* [TASK INSTRUCTIONS] Transcribe the records that follow, preserving every word.

* [Collected data]
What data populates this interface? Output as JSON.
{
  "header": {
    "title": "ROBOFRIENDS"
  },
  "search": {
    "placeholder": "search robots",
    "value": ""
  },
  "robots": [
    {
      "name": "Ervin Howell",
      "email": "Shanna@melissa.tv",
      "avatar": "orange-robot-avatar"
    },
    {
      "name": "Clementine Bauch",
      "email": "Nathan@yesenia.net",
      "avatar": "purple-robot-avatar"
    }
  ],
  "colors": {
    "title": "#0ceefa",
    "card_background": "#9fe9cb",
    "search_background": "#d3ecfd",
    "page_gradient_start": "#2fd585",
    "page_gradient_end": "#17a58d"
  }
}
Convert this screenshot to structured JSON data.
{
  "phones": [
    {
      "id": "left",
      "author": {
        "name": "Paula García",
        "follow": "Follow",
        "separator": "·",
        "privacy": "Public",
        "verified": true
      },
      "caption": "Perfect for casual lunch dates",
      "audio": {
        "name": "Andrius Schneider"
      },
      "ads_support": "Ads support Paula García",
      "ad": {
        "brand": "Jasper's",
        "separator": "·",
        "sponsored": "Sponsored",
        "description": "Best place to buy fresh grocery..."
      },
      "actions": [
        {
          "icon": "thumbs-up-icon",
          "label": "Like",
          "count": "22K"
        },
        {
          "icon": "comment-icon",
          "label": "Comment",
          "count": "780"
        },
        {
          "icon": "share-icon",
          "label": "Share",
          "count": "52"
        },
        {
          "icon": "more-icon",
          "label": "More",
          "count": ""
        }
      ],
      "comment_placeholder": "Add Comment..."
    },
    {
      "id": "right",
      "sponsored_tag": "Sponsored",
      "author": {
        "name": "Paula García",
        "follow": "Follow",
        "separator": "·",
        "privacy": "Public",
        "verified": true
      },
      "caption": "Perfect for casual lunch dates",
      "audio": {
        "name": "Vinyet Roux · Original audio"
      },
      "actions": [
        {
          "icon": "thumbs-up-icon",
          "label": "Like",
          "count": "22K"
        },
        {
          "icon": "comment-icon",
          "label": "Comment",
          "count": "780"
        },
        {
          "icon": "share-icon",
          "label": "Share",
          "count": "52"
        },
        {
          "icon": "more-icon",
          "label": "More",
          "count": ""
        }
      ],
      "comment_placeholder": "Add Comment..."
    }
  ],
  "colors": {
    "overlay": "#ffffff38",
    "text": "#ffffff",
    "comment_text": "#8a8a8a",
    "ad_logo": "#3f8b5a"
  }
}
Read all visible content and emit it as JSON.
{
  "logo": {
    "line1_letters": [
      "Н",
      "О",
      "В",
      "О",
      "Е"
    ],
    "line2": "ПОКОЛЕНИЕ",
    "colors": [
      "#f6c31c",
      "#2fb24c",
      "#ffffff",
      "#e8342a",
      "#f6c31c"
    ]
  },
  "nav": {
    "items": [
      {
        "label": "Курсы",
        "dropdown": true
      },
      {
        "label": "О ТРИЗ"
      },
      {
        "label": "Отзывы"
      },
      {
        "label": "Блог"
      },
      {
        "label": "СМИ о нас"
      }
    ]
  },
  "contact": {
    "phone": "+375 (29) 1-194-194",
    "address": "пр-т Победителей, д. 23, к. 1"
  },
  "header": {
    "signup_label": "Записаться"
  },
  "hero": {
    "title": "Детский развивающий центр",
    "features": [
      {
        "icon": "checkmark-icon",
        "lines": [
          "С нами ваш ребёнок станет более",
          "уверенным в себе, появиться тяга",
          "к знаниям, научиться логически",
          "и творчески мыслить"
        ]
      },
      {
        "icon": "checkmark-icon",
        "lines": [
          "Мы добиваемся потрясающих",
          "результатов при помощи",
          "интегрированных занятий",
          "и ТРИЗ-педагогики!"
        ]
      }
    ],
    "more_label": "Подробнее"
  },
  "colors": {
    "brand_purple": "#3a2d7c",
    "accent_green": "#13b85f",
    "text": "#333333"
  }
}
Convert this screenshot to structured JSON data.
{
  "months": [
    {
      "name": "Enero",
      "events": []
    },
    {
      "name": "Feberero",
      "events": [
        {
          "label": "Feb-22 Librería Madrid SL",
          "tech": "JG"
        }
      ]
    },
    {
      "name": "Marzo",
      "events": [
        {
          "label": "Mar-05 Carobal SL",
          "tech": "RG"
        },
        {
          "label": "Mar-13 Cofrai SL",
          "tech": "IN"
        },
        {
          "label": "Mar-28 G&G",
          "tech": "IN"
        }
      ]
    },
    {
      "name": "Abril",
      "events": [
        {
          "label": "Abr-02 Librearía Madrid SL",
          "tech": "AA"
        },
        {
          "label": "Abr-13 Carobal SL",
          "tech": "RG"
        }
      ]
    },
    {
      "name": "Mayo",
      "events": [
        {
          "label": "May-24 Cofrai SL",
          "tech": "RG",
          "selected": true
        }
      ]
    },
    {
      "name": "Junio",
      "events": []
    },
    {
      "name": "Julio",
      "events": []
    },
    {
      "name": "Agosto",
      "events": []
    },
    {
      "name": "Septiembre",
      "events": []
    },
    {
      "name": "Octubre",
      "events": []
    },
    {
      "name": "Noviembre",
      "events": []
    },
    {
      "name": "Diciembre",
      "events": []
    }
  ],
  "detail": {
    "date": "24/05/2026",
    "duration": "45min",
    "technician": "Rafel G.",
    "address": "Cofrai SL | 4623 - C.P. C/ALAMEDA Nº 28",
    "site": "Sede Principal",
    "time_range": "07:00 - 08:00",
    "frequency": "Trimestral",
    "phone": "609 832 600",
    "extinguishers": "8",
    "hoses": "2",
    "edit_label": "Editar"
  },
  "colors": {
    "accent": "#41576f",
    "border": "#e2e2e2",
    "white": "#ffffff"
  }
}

* [SOLVED PROBLEM]
What data populates this interface? Output as JSON.
{
  "header": {
    "title": "ROBOFRIENDS"
  },
  "search": {
    "placeholder": "search robots",
    "value": ""
  },
  "robots": [
    {
      "name": "Ervin Howell",
      "email": "Shanna@melissa.tv",
      "avatar": "orange-robot-avatar"
    },
    {
      "name": "Clementine Bauch",
      "email": "Nathan@yesenia.net",
      "avatar": "purple-robot-avatar"
    }
  ],
  "colors": {
    "title": "#0ceefa",
    "card_background": "#9fe9cb",
    "search_background": "#d3ecfd",
    "page_gradient_start": "#2fd585",
    "page_gradient_end": "#17a58d"
  }
}
Convert this screenshot to structured JSON data.
{
  "phones": [
    {
      "id": "left",
      "author": {
        "name": "Paula García",
        "follow": "Follow",
        "separator": "·",
        "privacy": "Public",
        "verified": true
      },
      "caption": "Perfect for casual lunch dates",
      "audio": {
        "name": "Andrius Schneider"
      },
      "ads_support": "Ads support Paula García",
      "ad": {
        "brand": "Jasper's",
        "separator": "·",
        "sponsored": "Sponsored",
        "description": "Best place to buy fresh grocery..."
      },
      "actions": [
        {
          "icon": "thumbs-up-icon",
          "label": "Like",
          "count": "22K"
        },
        {
          "icon": "comment-icon",
          "label": "Comment",
          "count": "780"
        },
        {
          "icon": "share-icon",
          "label": "Share",
          "count": "52"
        },
        {
          "icon": "more-icon",
          "label": "More",
          "count": ""
        }
      ],
      "comment_placeholder": "Add Comment..."
    },
    {
      "id": "right",
      "sponsored_tag": "Sponsored",
      "author": {
        "name": "Paula García",
        "follow": "Follow",
        "separator": "·",
        "privacy": "Public",
        "verified": true
      },
      "caption": "Perfect for casual lunch dates",
      "audio": {
        "name": "Vinyet Roux · Original audio"
      },
      "actions": [
        {
          "icon": "thumbs-up-icon",
          "label": "Like",
          "count": "22K"
        },
        {
          "icon": "comment-icon",
          "label": "Comment",
          "count": "780"
        },
        {
          "icon": "share-icon",
          "label": "Share",
          "count": "52"
        },
        {
          "icon": "more-icon",
          "label": "More",
          "count": ""
        }
      ],
      "comment_placeholder": "Add Comment..."
    }
  ],
  "colors": {
    "overlay": "#ffffff38",
    "text": "#ffffff",
    "comment_text": "#8a8a8a",
    "ad_logo": "#3f8b5a"
  }
}
Read all visible content and emit it as JSON.
{
  "logo": {
    "line1_letters": [
      "Н",
      "О",
      "В",
      "О",
      "Е"
    ],
    "line2": "ПОКОЛЕНИЕ",
    "colors": [
      "#f6c31c",
      "#2fb24c",
      "#ffffff",
      "#e8342a",
      "#f6c31c"
    ]
  },
  "nav": {
    "items": [
      {
        "label": "Курсы",
        "dropdown": true
      },
      {
        "label": "О ТРИЗ"
      },
      {
        "label": "Отзывы"
      },
      {
        "label": "Блог"
      },
      {
        "label": "СМИ о нас"
      }
    ]
  },
  "contact": {
    "phone": "+375 (29) 1-194-194",
    "address": "пр-т Победителей, д. 23, к. 1"
  },
  "header": {
    "signup_label": "Записаться"
  },
  "hero": {
    "title": "Детский развивающий центр",
    "features": [
      {
        "icon": "checkmark-icon",
        "lines": [
          "С нами ваш ребёнок станет более",
          "уверенным в себе, появиться тяга",
          "к знаниям, научиться логически",
          "и творчески мыслить"
        ]
      },
      {
        "icon": "checkmark-icon",
        "lines": [
          "Мы добиваемся потрясающих",
          "результатов при помощи",
          "интегрированных занятий",
          "и ТРИЗ-педагогики!"
        ]
      }
    ],
    "more_label": "Подробнее"
  },
  "colors": {
    "brand_purple": "#3a2d7c",
    "accent_green": "#13b85f",
    "text": "#333333"
  }
}
Convert this screenshot to structured JSON data.
{
  "months": [
    {
      "name": "Enero",
      "events": []
    },
    {
      "name": "Feberero",
      "events": [
        {
          "label": "Feb-22 Librería Madrid SL",
          "tech": "JG"
        }
      ]
    },
    {
      "name": "Marzo",
      "events": [
        {
          "label": "Mar-05 Carobal SL",
          "tech": "RG"
        },
        {
          "label": "Mar-13 Cofrai SL",
          "tech": "IN"
        },
        {
          "label": "Mar-28 G&G",
          "tech": "IN"
        }
      ]
    },
    {
      "name": "Abril",
      "events": [
        {
          "label": "Abr-02 Librearía Madrid SL",
          "tech": "AA"
        },
        {
          "label": "Abr-13 Carobal SL",
          "tech": "RG"
        }
      ]
    },
    {
      "name": "Mayo",
      "events": [
        {
          "label": "May-24 Cofrai SL",
          "tech": "RG",
          "selected": true
        }
      ]
    },
    {
      "name": "Junio",
      "events": []
    },
    {
      "name": "Julio",
      "events": []
    },
    {
      "name": "Agosto",
      "events": []
    },
    {
      "name": "Septiembre",
      "events": []
    },
    {
      "name": "Octubre",
      "events": []
    },
    {
      "name": "Noviembre",
      "events": []
    },
    {
      "name": "Diciembre",
      "events": []
    }
  ],
  "detail": {
    "date": "24/05/2026",
    "duration": "45min",
    "technician": "Rafel G.",
    "address": "Cofrai SL | 4623 - C.P. C/ALAMEDA Nº 28",
    "site": "Sede Principal",
    "time_range": "07:00 - 08:00",
    "frequency": "Trimestral",
    "phone": "609 832 600",
    "extinguishers": "8",
    "hoses": "2",
    "edit_label": "Editar"
  },
  "colors": {
    "accent": "#41576f",
    "border": "#e2e2e2",
    "white": "#ffffff"
  }
}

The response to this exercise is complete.